Start Exercise materials

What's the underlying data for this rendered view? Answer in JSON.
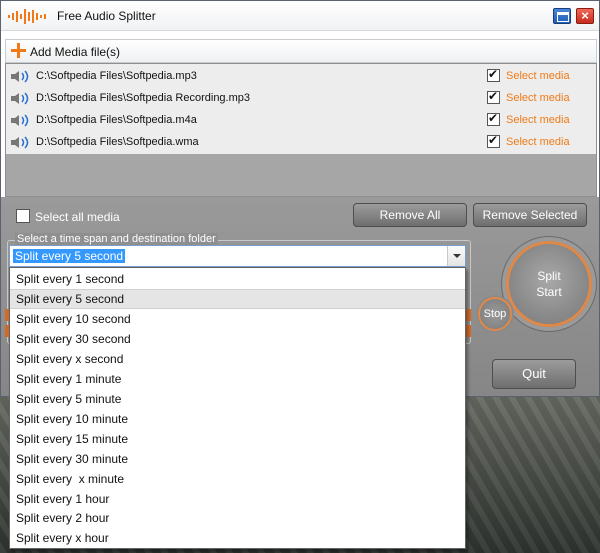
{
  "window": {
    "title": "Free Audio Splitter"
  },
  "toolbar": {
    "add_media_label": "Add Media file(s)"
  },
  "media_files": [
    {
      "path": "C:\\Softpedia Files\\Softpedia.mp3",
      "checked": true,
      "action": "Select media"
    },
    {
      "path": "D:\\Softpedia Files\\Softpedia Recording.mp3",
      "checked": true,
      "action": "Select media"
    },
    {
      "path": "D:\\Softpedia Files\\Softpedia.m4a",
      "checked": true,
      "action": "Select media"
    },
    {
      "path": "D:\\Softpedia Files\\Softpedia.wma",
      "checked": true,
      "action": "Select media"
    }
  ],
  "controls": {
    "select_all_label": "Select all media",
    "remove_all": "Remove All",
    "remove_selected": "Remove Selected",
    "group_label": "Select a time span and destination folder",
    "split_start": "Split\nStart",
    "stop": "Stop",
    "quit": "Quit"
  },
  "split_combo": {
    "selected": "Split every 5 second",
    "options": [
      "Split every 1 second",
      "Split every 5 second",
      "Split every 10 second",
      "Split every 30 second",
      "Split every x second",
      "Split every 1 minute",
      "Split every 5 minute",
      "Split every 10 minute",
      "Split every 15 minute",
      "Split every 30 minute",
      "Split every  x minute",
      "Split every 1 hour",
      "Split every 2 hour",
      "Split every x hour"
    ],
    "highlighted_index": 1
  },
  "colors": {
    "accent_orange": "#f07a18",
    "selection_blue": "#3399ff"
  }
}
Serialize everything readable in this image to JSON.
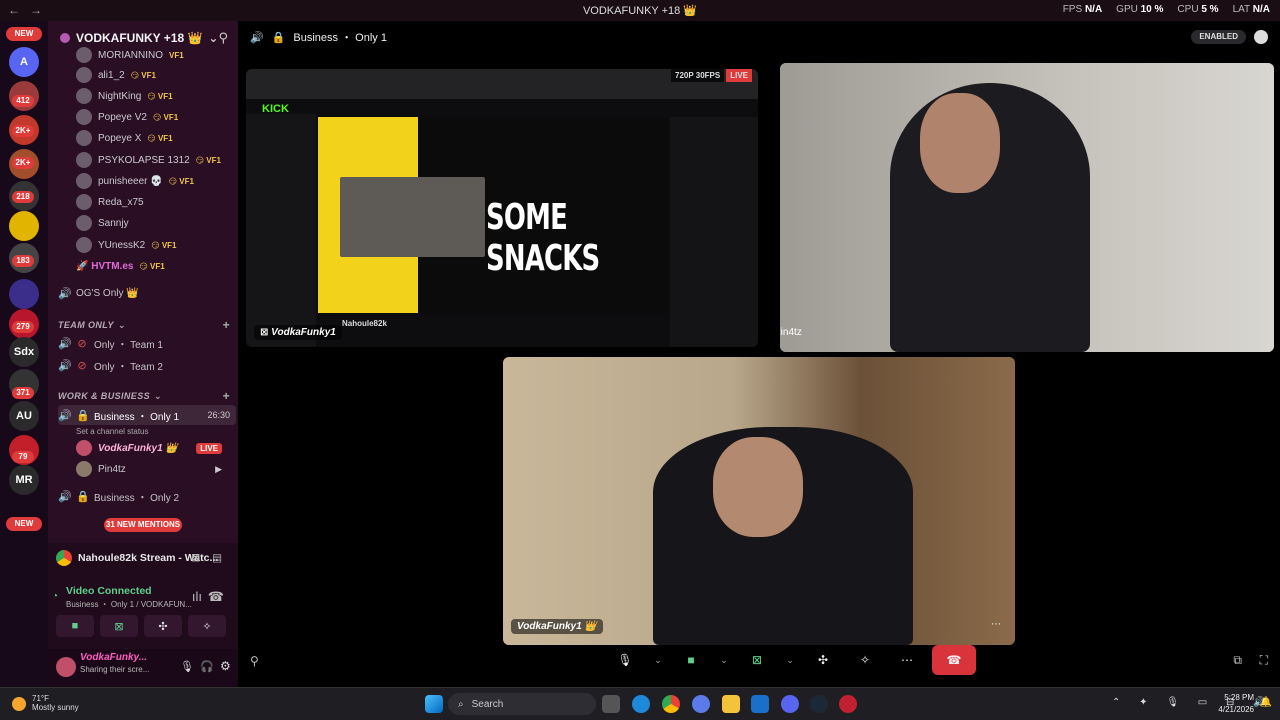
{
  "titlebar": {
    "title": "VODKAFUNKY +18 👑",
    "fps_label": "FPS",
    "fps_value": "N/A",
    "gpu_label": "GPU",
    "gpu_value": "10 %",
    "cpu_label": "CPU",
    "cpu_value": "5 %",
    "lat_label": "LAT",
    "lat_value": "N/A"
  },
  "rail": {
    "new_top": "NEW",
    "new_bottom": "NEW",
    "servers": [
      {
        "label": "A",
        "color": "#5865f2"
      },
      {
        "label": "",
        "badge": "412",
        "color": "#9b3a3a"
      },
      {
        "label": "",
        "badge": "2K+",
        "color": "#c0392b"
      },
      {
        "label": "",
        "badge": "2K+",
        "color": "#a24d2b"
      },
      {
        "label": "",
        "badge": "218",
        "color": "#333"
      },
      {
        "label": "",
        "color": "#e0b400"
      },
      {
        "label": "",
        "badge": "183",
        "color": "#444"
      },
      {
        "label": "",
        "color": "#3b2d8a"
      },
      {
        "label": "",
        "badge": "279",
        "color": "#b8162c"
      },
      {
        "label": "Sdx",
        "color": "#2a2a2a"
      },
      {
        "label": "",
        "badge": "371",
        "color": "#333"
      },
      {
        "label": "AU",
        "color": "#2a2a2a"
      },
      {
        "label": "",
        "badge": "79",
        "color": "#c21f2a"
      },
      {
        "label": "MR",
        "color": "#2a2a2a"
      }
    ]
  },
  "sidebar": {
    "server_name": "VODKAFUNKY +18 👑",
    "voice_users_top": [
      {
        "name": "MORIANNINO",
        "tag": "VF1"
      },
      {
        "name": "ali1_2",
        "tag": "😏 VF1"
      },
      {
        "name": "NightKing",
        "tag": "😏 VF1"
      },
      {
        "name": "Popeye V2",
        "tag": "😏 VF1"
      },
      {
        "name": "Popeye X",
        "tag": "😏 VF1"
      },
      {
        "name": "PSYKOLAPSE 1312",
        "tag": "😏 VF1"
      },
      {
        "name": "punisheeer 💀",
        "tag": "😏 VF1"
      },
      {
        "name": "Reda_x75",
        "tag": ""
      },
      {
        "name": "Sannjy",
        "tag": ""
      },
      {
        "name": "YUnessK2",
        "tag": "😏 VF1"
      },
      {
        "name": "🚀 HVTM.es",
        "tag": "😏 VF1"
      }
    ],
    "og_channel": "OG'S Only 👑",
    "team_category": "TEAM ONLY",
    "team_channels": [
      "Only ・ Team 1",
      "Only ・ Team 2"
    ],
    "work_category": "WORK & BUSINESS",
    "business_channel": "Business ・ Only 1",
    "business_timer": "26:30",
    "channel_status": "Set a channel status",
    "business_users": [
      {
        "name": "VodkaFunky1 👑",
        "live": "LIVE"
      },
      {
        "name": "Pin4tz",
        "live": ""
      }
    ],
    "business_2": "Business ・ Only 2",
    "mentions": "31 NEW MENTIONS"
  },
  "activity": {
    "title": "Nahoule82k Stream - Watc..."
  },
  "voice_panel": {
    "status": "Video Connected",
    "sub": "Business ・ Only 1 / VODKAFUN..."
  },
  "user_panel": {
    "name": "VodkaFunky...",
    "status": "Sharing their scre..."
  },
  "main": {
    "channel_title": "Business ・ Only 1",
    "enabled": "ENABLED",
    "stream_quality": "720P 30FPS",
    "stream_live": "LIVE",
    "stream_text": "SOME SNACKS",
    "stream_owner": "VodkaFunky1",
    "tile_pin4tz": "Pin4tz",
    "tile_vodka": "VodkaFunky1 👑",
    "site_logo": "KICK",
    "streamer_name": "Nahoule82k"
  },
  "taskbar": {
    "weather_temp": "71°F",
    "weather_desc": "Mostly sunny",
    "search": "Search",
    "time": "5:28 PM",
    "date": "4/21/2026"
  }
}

End Exercise materials
Start Exercise materials

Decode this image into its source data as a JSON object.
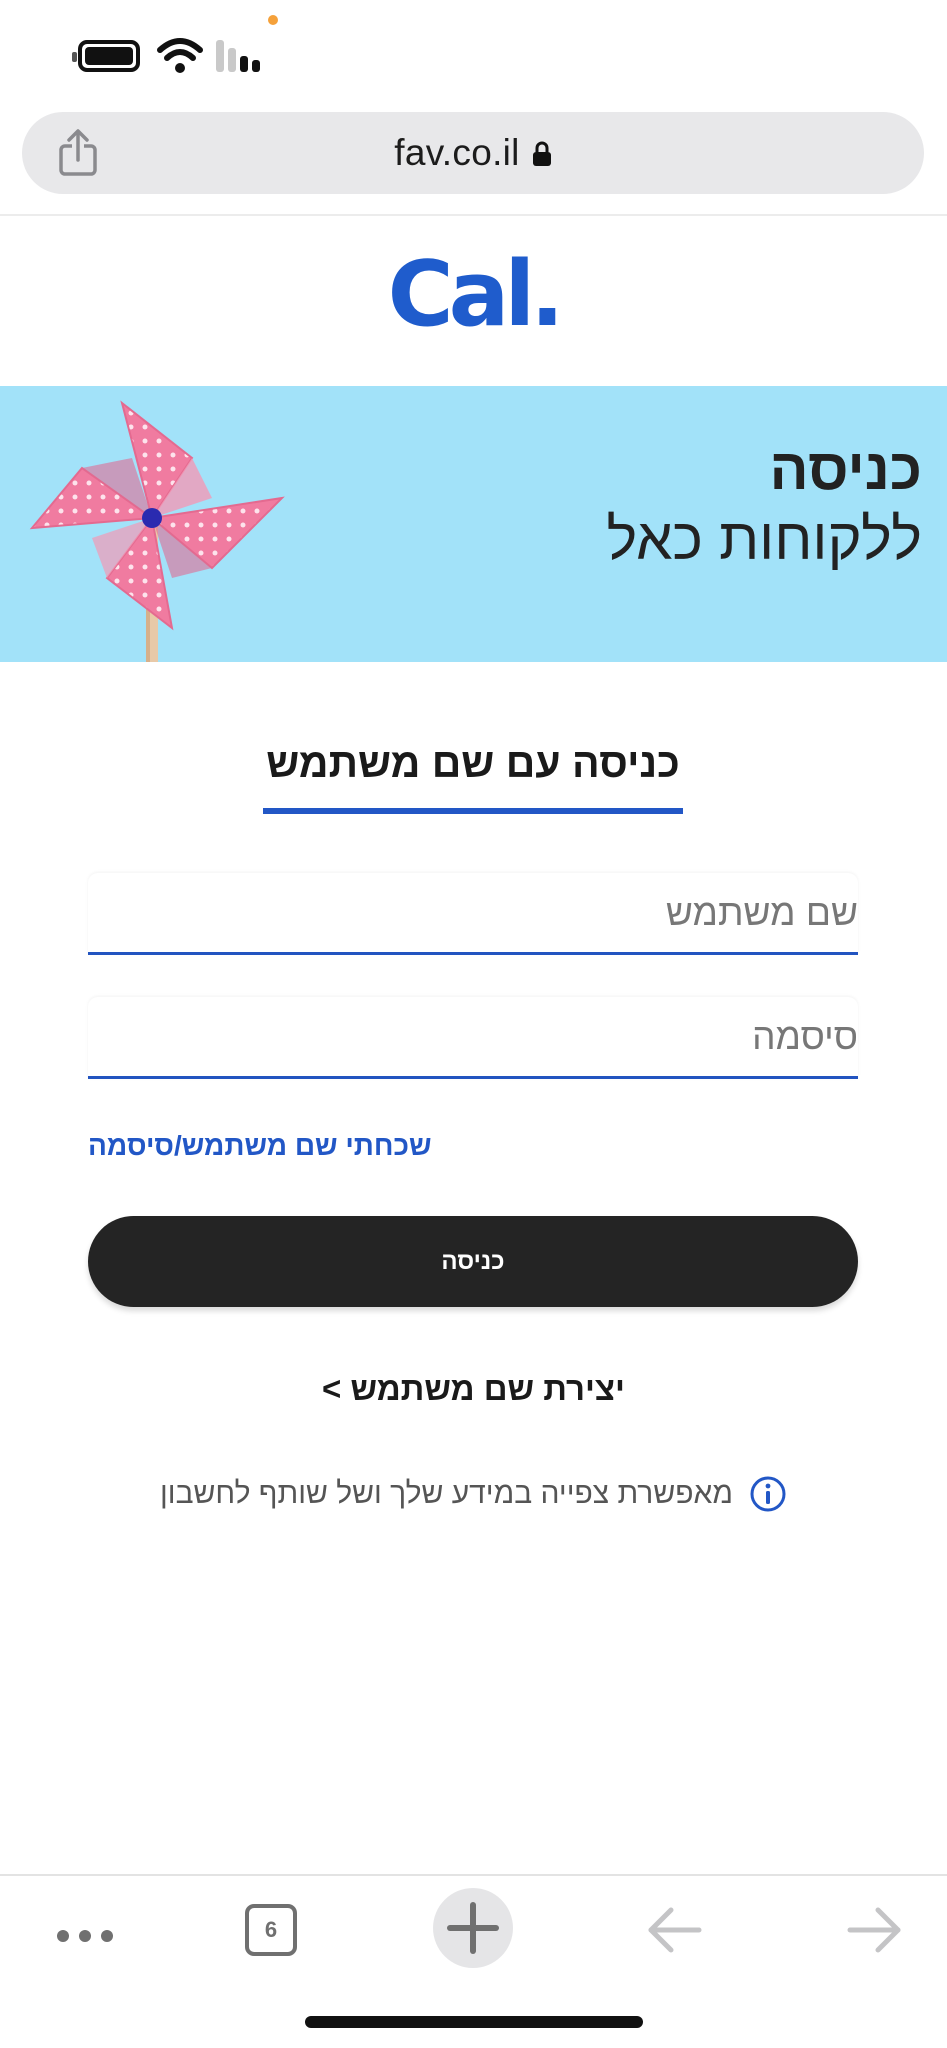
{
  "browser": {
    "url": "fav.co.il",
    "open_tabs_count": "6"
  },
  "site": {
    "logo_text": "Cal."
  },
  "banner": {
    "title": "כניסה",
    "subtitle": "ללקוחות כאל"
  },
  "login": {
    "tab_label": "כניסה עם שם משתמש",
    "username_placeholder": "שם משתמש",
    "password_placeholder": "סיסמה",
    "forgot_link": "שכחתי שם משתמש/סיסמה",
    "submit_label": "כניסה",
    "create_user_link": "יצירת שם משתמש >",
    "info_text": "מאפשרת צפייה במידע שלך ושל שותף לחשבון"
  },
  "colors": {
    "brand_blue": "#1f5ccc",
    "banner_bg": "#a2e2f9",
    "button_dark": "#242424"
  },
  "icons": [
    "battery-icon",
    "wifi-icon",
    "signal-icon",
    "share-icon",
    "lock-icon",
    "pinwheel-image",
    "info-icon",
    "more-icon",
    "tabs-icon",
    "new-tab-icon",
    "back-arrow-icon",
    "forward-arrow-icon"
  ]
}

End Exercise materials

*What is needed*. Single out each line of the records above with the string "JSON" in it, and copy it.

*Solution to this task*.
What's the underlying data for this rendered view? Answer in JSON.
Serialize everything readable in this image to JSON.
Decode this image into its source data as a JSON object.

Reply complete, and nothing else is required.